# Provided records
────────────────
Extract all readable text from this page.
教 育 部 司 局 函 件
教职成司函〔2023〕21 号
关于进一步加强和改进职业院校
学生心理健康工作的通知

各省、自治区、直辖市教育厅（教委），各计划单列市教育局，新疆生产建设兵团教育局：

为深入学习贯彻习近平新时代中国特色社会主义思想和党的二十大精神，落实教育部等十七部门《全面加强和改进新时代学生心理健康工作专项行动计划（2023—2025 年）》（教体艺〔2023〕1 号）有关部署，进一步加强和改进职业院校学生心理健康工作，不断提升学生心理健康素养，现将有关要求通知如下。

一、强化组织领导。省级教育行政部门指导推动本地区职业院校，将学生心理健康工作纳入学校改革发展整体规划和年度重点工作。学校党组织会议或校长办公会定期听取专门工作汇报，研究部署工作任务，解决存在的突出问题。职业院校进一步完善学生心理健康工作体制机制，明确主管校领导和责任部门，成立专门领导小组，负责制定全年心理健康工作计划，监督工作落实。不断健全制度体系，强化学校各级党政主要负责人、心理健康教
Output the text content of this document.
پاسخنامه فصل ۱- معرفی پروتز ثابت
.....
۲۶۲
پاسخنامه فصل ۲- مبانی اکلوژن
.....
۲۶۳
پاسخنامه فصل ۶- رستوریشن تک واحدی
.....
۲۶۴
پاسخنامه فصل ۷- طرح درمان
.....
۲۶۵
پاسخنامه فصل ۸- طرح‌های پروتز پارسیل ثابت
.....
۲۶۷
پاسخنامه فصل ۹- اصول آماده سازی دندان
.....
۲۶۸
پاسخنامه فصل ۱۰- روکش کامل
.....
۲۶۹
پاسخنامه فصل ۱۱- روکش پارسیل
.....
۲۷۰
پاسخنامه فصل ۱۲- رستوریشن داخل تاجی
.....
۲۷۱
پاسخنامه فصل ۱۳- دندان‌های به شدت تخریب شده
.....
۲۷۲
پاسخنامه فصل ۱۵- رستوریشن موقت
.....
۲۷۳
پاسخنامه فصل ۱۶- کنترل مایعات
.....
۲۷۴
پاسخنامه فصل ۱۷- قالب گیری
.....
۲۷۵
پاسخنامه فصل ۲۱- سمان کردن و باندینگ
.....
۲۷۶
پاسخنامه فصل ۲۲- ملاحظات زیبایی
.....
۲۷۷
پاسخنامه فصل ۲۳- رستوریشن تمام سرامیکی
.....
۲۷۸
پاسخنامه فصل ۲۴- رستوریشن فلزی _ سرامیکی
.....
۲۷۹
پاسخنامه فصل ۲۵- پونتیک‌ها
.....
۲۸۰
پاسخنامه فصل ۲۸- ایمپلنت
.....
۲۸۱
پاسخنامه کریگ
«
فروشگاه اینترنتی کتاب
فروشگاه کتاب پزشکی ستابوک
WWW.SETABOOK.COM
────────────────
# Work to be completed
Check each line above for the word "text" and say how many have it, with nothing else.

# Written response
2